What is being asked → Going through the material below, please gather all lines with the word "JSON" in them.

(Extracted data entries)
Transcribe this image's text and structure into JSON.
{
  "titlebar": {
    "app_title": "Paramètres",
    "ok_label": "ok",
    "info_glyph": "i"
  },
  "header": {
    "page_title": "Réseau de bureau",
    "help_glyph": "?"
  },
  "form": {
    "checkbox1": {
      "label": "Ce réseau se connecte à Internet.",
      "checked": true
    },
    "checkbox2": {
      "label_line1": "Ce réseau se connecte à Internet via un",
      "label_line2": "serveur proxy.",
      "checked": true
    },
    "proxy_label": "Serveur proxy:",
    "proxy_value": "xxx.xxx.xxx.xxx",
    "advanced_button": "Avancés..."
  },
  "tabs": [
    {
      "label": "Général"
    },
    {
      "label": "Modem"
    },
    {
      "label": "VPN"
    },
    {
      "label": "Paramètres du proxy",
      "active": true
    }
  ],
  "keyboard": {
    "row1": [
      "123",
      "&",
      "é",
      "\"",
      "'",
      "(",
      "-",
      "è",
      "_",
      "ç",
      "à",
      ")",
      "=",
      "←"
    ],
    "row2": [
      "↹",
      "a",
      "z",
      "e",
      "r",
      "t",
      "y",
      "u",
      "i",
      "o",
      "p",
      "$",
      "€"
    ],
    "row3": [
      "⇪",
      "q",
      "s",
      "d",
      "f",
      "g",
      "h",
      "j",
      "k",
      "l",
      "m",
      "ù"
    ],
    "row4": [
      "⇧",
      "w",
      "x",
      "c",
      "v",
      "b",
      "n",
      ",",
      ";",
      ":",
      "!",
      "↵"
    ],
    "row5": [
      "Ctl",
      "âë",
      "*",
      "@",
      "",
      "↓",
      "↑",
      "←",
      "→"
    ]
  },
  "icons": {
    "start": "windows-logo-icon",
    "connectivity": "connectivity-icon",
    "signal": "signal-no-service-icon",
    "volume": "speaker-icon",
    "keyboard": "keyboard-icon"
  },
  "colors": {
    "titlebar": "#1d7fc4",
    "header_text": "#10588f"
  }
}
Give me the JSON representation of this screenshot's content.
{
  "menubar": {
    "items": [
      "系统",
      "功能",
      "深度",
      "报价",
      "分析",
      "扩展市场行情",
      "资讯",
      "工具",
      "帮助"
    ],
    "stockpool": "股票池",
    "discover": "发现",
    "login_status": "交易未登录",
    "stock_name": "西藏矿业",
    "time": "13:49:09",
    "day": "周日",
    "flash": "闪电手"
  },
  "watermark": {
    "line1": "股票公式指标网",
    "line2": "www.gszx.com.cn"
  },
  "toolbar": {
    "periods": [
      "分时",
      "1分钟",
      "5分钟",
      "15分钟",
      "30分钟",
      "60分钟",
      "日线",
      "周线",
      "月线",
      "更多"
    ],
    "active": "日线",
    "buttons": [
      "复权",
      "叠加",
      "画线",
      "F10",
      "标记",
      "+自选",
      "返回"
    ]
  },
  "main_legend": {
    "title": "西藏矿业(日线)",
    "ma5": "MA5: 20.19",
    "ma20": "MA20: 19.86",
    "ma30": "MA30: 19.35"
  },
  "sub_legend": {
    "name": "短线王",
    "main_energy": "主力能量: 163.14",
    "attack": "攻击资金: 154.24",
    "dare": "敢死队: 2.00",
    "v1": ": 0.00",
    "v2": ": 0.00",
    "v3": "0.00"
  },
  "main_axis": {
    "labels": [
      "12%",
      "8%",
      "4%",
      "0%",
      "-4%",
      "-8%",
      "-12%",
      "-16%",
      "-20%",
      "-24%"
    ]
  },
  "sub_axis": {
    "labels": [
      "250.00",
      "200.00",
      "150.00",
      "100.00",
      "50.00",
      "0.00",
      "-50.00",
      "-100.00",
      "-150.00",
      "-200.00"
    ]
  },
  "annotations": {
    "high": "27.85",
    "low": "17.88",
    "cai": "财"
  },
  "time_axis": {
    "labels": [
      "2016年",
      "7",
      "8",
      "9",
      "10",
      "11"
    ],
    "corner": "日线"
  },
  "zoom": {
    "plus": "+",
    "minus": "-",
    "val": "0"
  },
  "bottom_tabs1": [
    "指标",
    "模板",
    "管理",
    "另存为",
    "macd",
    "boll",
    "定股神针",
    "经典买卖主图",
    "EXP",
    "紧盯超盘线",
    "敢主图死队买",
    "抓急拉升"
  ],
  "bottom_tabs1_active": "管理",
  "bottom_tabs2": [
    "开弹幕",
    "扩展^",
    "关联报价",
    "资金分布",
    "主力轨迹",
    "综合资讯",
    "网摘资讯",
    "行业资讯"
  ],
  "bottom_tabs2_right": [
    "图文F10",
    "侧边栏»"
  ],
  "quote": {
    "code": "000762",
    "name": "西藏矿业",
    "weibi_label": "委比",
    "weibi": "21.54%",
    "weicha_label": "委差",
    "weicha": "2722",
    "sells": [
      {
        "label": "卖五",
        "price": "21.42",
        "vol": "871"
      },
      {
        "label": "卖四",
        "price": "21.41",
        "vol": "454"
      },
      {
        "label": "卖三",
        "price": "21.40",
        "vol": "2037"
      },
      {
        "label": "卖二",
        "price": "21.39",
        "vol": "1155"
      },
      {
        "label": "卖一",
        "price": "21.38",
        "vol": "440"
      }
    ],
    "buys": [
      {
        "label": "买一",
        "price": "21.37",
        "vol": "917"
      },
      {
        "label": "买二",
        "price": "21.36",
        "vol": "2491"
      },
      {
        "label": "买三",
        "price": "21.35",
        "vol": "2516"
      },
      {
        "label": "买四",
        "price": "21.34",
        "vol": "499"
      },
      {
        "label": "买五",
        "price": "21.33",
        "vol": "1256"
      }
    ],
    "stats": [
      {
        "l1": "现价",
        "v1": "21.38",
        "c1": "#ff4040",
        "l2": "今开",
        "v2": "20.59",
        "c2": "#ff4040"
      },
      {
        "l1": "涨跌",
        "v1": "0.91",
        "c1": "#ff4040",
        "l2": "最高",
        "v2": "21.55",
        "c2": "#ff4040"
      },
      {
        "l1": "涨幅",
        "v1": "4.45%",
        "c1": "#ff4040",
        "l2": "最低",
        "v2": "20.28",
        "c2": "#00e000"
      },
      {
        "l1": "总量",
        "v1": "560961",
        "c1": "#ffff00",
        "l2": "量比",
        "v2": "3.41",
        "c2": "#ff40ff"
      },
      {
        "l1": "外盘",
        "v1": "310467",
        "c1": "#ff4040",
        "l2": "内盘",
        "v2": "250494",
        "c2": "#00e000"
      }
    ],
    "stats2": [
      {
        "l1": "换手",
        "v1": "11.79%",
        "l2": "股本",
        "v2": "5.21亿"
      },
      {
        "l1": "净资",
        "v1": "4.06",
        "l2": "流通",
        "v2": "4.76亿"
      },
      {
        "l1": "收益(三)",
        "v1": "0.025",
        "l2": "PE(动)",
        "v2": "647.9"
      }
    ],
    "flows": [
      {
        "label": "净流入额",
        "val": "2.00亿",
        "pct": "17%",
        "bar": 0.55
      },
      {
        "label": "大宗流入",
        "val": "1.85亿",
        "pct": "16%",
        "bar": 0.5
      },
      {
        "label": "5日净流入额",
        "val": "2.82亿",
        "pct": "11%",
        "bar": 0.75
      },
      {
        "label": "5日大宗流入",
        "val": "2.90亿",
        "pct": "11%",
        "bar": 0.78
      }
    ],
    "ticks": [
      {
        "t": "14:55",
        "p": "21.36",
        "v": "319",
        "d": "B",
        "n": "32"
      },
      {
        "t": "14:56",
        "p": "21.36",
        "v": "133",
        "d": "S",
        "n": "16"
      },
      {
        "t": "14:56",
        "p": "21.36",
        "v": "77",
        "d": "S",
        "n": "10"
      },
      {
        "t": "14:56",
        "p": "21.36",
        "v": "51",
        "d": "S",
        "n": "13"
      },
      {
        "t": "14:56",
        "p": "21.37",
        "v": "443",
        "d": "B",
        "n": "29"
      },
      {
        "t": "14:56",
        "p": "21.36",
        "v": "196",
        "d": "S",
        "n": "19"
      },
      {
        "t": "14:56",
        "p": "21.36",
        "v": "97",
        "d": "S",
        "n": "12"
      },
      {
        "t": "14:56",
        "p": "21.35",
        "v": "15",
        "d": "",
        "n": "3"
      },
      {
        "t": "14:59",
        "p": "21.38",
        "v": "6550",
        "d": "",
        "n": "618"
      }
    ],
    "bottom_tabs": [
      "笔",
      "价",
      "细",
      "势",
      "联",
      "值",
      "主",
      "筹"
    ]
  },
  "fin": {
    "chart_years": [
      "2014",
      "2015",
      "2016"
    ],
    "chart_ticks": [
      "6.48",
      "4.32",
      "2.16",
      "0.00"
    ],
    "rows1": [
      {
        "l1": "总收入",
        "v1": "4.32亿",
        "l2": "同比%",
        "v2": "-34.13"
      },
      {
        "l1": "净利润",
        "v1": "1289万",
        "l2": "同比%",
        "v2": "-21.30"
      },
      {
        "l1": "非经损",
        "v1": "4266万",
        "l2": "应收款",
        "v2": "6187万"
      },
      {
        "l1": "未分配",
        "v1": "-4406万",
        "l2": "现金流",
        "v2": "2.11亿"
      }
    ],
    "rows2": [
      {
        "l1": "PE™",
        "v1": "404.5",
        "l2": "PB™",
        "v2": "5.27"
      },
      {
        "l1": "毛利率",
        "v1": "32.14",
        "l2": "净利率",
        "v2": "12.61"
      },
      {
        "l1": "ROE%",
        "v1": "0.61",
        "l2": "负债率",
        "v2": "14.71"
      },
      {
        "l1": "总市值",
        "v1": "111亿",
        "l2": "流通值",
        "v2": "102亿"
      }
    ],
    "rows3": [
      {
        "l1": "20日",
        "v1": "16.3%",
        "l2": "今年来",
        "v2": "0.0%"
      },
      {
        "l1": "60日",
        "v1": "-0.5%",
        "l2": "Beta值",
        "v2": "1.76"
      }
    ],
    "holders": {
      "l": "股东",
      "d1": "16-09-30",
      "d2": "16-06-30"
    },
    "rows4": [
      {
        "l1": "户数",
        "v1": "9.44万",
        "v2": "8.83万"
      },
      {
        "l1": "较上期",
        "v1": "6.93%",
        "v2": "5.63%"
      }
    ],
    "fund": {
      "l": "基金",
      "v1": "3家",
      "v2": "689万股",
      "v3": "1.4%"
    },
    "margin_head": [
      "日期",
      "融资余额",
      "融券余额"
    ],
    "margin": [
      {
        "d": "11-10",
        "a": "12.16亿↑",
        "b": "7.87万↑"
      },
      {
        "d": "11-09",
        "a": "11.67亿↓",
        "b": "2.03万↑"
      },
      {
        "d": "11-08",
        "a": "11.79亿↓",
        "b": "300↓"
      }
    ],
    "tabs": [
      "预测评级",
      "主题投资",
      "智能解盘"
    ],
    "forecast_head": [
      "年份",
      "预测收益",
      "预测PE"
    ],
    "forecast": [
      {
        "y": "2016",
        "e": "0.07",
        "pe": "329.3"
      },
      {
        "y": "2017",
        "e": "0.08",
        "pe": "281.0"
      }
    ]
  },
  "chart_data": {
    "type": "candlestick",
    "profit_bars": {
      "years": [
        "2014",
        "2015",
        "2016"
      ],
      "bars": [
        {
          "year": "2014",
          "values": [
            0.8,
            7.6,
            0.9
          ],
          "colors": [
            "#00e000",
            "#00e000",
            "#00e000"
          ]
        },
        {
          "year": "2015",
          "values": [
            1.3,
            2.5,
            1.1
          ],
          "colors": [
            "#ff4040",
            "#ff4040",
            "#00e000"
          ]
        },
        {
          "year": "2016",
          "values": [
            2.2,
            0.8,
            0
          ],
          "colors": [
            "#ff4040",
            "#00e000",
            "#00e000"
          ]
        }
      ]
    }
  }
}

Solution to the exercise →
Transcribe this image's text and structure into JSON.
Give me the JSON representation of this screenshot's content.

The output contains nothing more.